** start GIVEN DATA **

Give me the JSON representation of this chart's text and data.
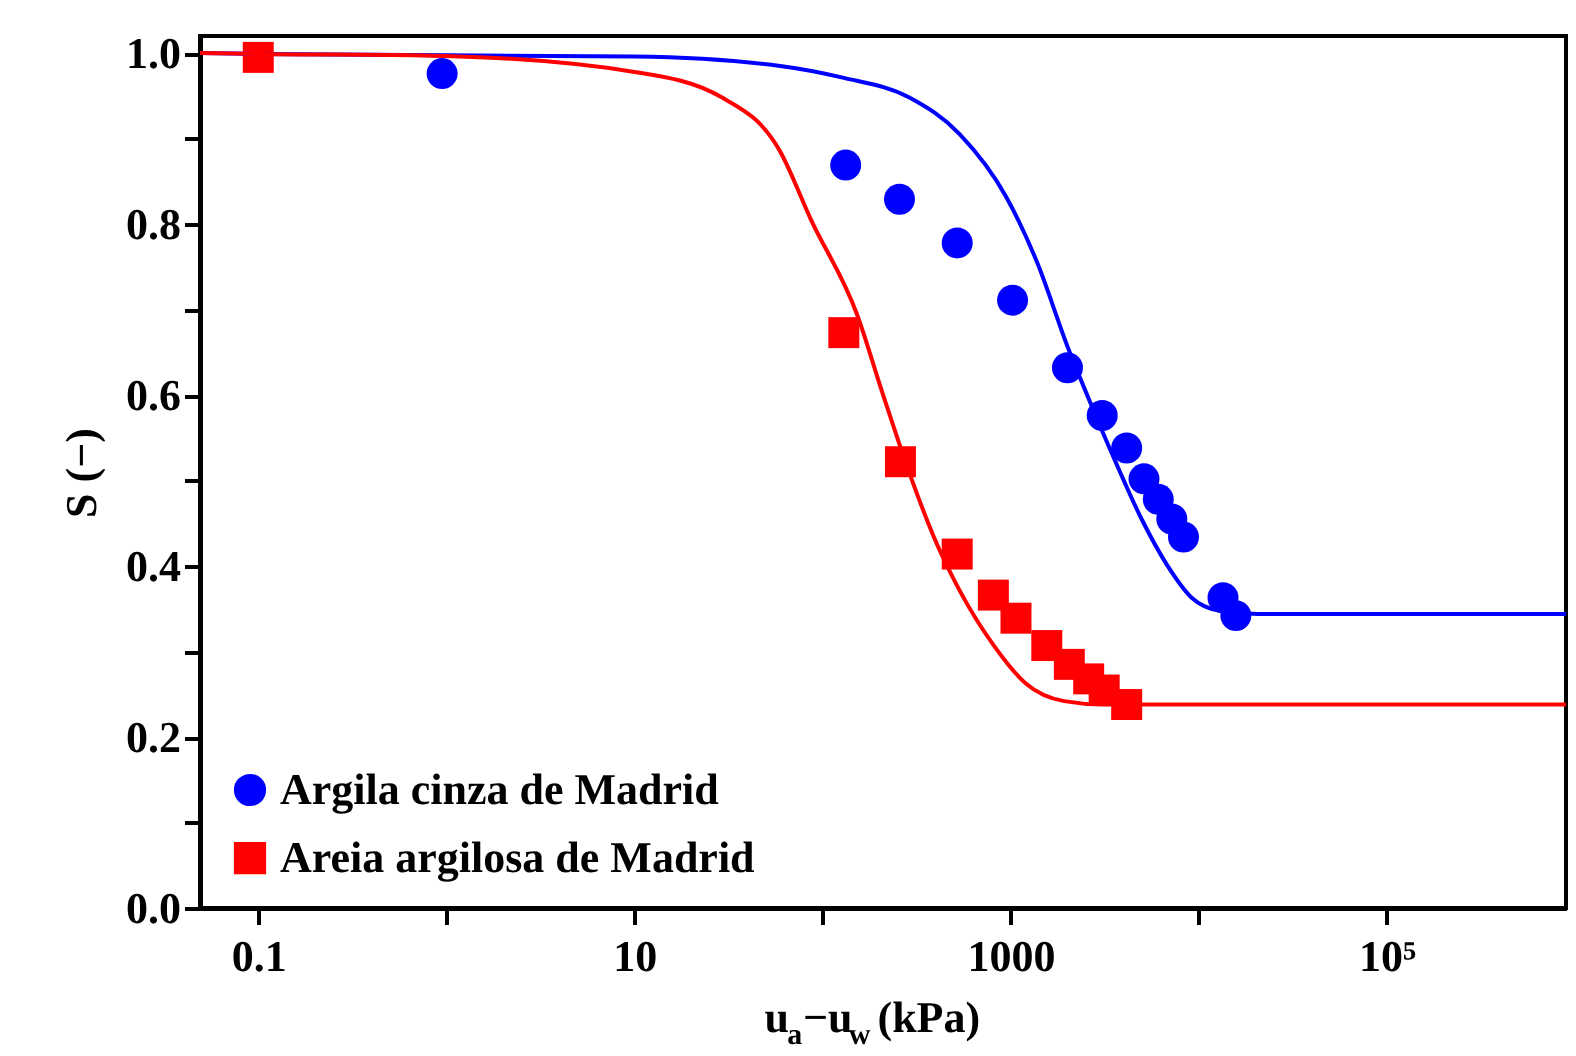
{
  "chart_data": {
    "type": "scatter",
    "xlabel": "u$_{a}$−u$_{w}$ (kPa)",
    "ylabel": "S (−)",
    "log": "x",
    "grid": false,
    "legend": "bottom left",
    "xlim": [
      0.049,
      900000
    ],
    "ylim": [
      0,
      1.02
    ],
    "xticks": [
      0.1,
      {
        "value": 1,
        "label": null
      },
      10,
      {
        "value": 100,
        "label": null
      },
      1000,
      {
        "value": 10000,
        "label": null
      },
      {
        "value": 100000,
        "label": "10⁵"
      }
    ],
    "yticks": [
      {
        "value": 0,
        "label": "0.0"
      },
      {
        "value": 0.1,
        "label": null
      },
      0.2,
      {
        "value": 0.3,
        "label": null
      },
      0.4,
      {
        "value": 0.5,
        "label": null
      },
      0.6,
      {
        "value": 0.7,
        "label": null
      },
      0.8,
      {
        "value": 0.9,
        "label": null
      },
      {
        "value": 1,
        "label": "1.0"
      }
    ],
    "series": [
      {
        "name": "Argila cinza de Madrid",
        "color": "#0000ff",
        "marker": "circle",
        "x": [
          0.95,
          133,
          257,
          521,
          1026,
          2010,
          3076,
          4150,
          5130,
          6110,
          7210,
          8320,
          13500,
          15800
        ],
        "values": [
          0.976,
          0.869,
          0.829,
          0.778,
          0.711,
          0.632,
          0.576,
          0.538,
          0.502,
          0.478,
          0.455,
          0.434,
          0.363,
          0.342
        ]
      },
      {
        "name": "Areia argilosa de Madrid",
        "color": "#ff0000",
        "marker": "square",
        "x": [
          0.1,
          130,
          260,
          521,
          811,
          1070,
          1560,
          2056,
          2606,
          3150,
          4150
        ],
        "values": [
          0.995,
          0.673,
          0.522,
          0.414,
          0.366,
          0.339,
          0.307,
          0.285,
          0.268,
          0.255,
          0.238
        ]
      },
      {
        "type": "line",
        "color": "#0000ff",
        "marker": "none",
        "x": [
          0.049,
          0.1,
          10,
          59.6,
          130,
          290,
          538,
          948,
          1387,
          2025,
          2626,
          3570,
          4980,
          6770,
          9200,
          12800,
          20600,
          900000
        ],
        "values": [
          1.0,
          0.999,
          0.996,
          0.985,
          0.971,
          0.948,
          0.905,
          0.832,
          0.755,
          0.655,
          0.594,
          0.525,
          0.455,
          0.402,
          0.363,
          0.348,
          0.344,
          0.344
        ]
      },
      {
        "type": "line",
        "color": "#ff0000",
        "marker": "none",
        "x": [
          0.049,
          0.1,
          0.84,
          10,
          29.3,
          59.6,
          87,
          153,
          209,
          290,
          395,
          538,
          804,
          1202,
          1930,
          3100,
          900000
        ],
        "values": [
          1.0,
          0.999,
          0.997,
          0.978,
          0.948,
          0.885,
          0.805,
          0.694,
          0.602,
          0.509,
          0.432,
          0.371,
          0.309,
          0.263,
          0.242,
          0.238,
          0.238
        ]
      }
    ]
  }
}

** end GIVEN DATA **

Every record must be copied exactly, with the pictures left out.

ANSWER TO THE TASK –
Give me the JSON representation of this chart's text and data.
{
  "chart_data": {
    "type": "scatter",
    "xlabel": "u$_{a}$−u$_{w}$ (kPa)",
    "ylabel": "S (−)",
    "log": "x",
    "grid": false,
    "legend": "bottom left",
    "xlim": [
      0.049,
      900000
    ],
    "ylim": [
      0,
      1.02
    ],
    "xticks": [
      0.1,
      {
        "value": 1,
        "label": null
      },
      10,
      {
        "value": 100,
        "label": null
      },
      1000,
      {
        "value": 10000,
        "label": null
      },
      {
        "value": 100000,
        "label": "10⁵"
      }
    ],
    "yticks": [
      {
        "value": 0,
        "label": "0.0"
      },
      {
        "value": 0.1,
        "label": null
      },
      0.2,
      {
        "value": 0.3,
        "label": null
      },
      0.4,
      {
        "value": 0.5,
        "label": null
      },
      0.6,
      {
        "value": 0.7,
        "label": null
      },
      0.8,
      {
        "value": 0.9,
        "label": null
      },
      {
        "value": 1,
        "label": "1.0"
      }
    ],
    "series": [
      {
        "name": "Argila cinza de Madrid",
        "color": "#0000ff",
        "marker": "circle",
        "x": [
          0.95,
          133,
          257,
          521,
          1026,
          2010,
          3076,
          4150,
          5130,
          6110,
          7210,
          8320,
          13500,
          15800
        ],
        "values": [
          0.976,
          0.869,
          0.829,
          0.778,
          0.711,
          0.632,
          0.576,
          0.538,
          0.502,
          0.478,
          0.455,
          0.434,
          0.363,
          0.342
        ]
      },
      {
        "name": "Areia argilosa de Madrid",
        "color": "#ff0000",
        "marker": "square",
        "x": [
          0.1,
          130,
          260,
          521,
          811,
          1070,
          1560,
          2056,
          2606,
          3150,
          4150
        ],
        "values": [
          0.995,
          0.673,
          0.522,
          0.414,
          0.366,
          0.339,
          0.307,
          0.285,
          0.268,
          0.255,
          0.238
        ]
      },
      {
        "type": "line",
        "color": "#0000ff",
        "marker": "none",
        "x": [
          0.049,
          0.1,
          10,
          59.6,
          130,
          290,
          538,
          948,
          1387,
          2025,
          2626,
          3570,
          4980,
          6770,
          9200,
          12800,
          20600,
          900000
        ],
        "values": [
          1.0,
          0.999,
          0.996,
          0.985,
          0.971,
          0.948,
          0.905,
          0.832,
          0.755,
          0.655,
          0.594,
          0.525,
          0.455,
          0.402,
          0.363,
          0.348,
          0.344,
          0.344
        ]
      },
      {
        "type": "line",
        "color": "#ff0000",
        "marker": "none",
        "x": [
          0.049,
          0.1,
          0.84,
          10,
          29.3,
          59.6,
          87,
          153,
          209,
          290,
          395,
          538,
          804,
          1202,
          1930,
          3100,
          900000
        ],
        "values": [
          1.0,
          0.999,
          0.997,
          0.978,
          0.948,
          0.885,
          0.805,
          0.694,
          0.602,
          0.509,
          0.432,
          0.371,
          0.309,
          0.263,
          0.242,
          0.238,
          0.238
        ]
      }
    ]
  }
}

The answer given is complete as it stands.